Where a line in the listing contains the string "this", copy that line out.

[Items from a dataset]
'''
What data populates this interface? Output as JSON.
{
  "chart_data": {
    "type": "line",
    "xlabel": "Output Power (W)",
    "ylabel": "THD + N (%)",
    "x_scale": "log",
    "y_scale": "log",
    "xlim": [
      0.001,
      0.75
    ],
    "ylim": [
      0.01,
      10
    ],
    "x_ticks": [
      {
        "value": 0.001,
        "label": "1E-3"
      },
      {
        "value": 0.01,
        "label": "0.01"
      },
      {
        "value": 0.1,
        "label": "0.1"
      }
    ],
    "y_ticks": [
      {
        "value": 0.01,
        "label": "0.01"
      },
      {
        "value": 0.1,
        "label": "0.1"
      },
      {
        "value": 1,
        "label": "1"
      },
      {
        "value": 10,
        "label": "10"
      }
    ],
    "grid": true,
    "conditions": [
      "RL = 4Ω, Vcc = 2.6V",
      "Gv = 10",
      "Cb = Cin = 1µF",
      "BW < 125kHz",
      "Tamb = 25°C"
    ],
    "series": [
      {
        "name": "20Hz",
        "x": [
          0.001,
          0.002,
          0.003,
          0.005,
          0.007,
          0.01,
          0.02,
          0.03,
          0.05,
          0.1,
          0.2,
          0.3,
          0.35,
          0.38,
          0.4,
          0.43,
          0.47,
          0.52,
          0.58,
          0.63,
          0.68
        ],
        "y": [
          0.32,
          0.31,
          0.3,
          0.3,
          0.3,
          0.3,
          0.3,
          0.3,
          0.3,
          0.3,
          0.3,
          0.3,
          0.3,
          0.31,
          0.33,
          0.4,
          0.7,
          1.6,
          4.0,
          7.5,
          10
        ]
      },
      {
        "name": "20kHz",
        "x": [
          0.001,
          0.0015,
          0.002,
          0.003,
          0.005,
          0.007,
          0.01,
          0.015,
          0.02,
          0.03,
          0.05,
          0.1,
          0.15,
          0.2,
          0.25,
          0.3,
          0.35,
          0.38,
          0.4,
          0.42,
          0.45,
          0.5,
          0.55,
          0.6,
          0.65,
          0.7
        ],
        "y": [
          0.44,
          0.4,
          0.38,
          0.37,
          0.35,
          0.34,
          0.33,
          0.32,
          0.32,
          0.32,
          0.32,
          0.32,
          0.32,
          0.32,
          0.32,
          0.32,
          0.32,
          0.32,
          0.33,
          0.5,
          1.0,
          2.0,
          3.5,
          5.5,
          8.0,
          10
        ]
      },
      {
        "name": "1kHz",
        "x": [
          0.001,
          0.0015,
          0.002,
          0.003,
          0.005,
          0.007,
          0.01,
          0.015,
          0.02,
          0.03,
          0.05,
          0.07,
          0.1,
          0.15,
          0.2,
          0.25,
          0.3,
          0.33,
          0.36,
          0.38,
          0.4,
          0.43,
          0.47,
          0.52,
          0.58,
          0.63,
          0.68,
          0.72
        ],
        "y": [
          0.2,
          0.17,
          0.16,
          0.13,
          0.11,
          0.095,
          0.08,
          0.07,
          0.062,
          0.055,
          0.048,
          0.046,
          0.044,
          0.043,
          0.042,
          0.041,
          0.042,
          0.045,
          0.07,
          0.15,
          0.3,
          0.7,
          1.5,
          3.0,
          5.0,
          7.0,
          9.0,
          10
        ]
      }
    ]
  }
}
'''
'''
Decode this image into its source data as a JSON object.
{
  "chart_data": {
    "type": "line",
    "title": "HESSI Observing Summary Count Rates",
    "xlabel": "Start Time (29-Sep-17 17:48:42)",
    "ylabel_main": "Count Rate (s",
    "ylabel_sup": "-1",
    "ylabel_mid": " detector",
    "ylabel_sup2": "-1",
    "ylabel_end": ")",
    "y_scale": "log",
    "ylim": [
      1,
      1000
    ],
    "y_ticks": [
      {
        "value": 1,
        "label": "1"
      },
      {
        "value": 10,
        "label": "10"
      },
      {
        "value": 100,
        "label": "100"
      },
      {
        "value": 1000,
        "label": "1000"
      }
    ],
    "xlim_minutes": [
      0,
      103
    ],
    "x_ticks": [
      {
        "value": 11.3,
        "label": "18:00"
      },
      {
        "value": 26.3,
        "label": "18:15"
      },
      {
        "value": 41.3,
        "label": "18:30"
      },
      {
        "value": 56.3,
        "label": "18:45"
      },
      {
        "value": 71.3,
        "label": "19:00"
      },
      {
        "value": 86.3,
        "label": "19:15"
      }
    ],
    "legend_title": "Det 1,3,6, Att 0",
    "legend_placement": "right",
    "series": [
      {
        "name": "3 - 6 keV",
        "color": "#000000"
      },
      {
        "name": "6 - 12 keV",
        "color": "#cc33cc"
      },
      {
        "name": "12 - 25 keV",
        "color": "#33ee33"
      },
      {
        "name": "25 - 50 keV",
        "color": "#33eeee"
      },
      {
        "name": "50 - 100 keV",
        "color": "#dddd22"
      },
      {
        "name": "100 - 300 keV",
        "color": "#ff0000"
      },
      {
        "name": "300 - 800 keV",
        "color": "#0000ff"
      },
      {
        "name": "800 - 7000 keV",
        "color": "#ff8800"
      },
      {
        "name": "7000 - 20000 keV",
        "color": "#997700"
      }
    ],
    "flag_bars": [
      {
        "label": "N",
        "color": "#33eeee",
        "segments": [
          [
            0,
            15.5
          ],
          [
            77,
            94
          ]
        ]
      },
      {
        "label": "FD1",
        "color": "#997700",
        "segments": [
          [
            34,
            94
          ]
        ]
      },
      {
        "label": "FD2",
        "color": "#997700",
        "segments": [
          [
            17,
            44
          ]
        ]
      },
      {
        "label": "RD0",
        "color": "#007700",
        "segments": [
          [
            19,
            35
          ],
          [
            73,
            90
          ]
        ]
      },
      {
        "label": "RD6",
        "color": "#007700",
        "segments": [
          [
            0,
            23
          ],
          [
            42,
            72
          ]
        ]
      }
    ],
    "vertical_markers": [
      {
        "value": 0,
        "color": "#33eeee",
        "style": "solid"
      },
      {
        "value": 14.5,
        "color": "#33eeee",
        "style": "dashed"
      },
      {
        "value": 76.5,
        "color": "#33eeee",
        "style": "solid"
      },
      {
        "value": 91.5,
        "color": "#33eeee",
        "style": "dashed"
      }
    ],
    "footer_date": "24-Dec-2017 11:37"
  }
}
'''
RESPONSE:
What data populates this interface? Output as JSON.
Decode this image into its source data as a JSON object.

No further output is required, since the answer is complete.